What you need to do
Find the number of lines below in which the word "name" appears, and write that number only.

Records shown
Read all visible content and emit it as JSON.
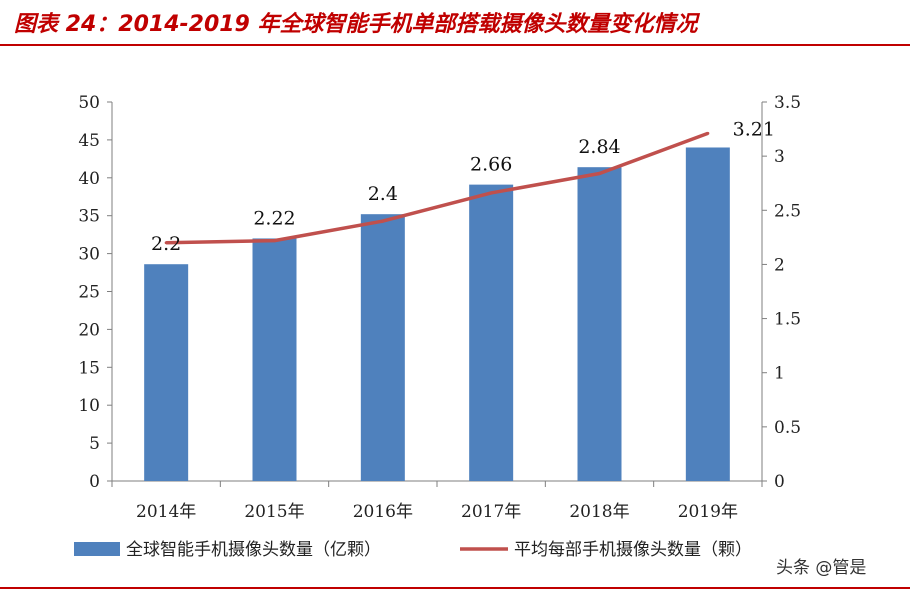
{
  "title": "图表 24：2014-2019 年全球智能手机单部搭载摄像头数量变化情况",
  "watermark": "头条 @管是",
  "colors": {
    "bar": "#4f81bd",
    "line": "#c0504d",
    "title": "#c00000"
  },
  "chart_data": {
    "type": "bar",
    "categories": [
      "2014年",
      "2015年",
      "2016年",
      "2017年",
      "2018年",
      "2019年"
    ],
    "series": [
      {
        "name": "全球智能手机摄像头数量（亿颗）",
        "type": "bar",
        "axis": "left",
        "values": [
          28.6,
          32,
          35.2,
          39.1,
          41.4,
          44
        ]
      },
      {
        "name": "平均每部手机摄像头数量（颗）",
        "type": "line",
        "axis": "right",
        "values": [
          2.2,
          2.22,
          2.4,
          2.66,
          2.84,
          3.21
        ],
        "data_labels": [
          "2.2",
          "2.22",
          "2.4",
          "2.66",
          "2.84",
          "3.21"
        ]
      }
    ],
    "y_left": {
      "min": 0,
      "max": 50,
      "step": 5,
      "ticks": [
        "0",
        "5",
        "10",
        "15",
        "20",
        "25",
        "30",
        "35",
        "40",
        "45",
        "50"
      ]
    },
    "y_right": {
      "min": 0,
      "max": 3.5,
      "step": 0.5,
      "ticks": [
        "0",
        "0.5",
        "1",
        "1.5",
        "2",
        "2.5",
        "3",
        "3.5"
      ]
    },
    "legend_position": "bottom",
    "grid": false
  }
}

---

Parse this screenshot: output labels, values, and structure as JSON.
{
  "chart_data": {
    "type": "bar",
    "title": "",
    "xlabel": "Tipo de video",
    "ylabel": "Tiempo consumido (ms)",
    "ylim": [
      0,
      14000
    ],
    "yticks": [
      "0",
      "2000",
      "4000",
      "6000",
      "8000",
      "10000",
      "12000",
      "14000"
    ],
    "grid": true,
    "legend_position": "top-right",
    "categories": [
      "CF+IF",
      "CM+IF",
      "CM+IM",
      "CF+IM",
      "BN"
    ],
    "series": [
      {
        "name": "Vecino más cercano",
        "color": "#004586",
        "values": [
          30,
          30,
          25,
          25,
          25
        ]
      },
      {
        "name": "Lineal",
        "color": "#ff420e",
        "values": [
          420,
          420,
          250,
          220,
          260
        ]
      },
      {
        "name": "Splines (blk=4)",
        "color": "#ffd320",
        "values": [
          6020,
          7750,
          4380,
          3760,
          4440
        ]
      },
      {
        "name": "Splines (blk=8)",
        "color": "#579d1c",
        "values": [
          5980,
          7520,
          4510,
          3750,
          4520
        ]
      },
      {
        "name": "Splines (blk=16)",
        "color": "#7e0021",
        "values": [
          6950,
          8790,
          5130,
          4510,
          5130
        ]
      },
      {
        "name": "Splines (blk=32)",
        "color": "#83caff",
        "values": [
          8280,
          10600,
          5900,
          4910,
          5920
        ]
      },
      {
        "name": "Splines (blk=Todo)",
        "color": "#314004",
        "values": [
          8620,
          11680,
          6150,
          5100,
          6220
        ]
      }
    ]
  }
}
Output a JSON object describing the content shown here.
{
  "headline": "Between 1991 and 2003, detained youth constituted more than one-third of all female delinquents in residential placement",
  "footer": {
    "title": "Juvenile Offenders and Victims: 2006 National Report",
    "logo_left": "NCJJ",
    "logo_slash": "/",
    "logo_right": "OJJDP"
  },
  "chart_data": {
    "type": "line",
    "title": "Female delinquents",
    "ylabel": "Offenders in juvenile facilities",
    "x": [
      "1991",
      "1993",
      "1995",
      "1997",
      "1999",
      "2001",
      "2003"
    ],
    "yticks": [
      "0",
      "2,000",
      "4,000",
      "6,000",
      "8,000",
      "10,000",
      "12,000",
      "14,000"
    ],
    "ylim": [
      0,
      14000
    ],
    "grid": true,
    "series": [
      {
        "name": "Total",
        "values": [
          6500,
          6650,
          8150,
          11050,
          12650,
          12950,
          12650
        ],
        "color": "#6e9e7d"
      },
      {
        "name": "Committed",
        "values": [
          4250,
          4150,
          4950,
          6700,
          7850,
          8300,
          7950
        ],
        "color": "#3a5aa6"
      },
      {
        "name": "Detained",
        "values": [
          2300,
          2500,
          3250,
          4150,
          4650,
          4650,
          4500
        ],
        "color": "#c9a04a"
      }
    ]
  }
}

Response for this exercise
12